Directions for this task:
Repeat each record below exactly as given.

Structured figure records
===

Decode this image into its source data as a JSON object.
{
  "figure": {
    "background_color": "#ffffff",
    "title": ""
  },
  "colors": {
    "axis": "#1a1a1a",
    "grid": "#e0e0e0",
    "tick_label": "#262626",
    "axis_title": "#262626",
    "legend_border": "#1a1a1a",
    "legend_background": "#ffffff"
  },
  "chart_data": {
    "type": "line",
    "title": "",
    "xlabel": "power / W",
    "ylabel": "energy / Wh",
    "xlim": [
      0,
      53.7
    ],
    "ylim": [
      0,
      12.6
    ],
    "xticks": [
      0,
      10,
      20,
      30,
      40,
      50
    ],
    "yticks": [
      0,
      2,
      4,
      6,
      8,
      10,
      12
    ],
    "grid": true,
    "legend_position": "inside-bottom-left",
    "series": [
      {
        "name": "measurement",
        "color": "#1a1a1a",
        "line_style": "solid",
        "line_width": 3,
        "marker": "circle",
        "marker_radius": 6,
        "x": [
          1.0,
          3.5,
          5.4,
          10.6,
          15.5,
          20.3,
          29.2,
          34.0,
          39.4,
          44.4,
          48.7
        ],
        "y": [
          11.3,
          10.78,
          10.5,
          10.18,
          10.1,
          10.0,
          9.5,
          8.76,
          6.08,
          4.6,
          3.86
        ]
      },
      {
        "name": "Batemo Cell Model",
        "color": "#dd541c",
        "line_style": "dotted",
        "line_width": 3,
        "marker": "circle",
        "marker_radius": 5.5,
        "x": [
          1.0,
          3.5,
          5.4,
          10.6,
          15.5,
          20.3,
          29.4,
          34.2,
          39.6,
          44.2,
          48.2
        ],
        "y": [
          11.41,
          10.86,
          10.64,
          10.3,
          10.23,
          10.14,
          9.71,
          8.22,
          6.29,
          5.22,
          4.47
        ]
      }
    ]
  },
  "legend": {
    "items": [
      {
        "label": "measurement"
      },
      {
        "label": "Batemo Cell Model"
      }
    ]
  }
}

===

Task output:
Decode this image into its source data as a JSON object.
{
  "figure": {
    "background_color": "#ffffff",
    "title": ""
  },
  "colors": {
    "axis": "#1a1a1a",
    "grid": "#e0e0e0",
    "tick_label": "#262626",
    "axis_title": "#262626",
    "legend_border": "#1a1a1a",
    "legend_background": "#ffffff"
  },
  "chart_data": {
    "type": "line",
    "title": "",
    "xlabel": "power / W",
    "ylabel": "energy / Wh",
    "xlim": [
      0,
      53.7
    ],
    "ylim": [
      0,
      12.6
    ],
    "xticks": [
      0,
      10,
      20,
      30,
      40,
      50
    ],
    "yticks": [
      0,
      2,
      4,
      6,
      8,
      10,
      12
    ],
    "grid": true,
    "legend_position": "inside-bottom-left",
    "series": [
      {
        "name": "measurement",
        "color": "#1a1a1a",
        "line_style": "solid",
        "line_width": 3,
        "marker": "circle",
        "marker_radius": 6,
        "x": [
          1.0,
          3.5,
          5.4,
          10.6,
          15.5,
          20.3,
          29.2,
          34.0,
          39.4,
          44.4,
          48.7
        ],
        "y": [
          11.3,
          10.78,
          10.5,
          10.18,
          10.1,
          10.0,
          9.5,
          8.76,
          6.08,
          4.6,
          3.86
        ]
      },
      {
        "name": "Batemo Cell Model",
        "color": "#dd541c",
        "line_style": "dotted",
        "line_width": 3,
        "marker": "circle",
        "marker_radius": 5.5,
        "x": [
          1.0,
          3.5,
          5.4,
          10.6,
          15.5,
          20.3,
          29.4,
          34.2,
          39.6,
          44.2,
          48.2
        ],
        "y": [
          11.41,
          10.86,
          10.64,
          10.3,
          10.23,
          10.14,
          9.71,
          8.22,
          6.29,
          5.22,
          4.47
        ]
      }
    ]
  },
  "legend": {
    "items": [
      {
        "label": "measurement"
      },
      {
        "label": "Batemo Cell Model"
      }
    ]
  }
}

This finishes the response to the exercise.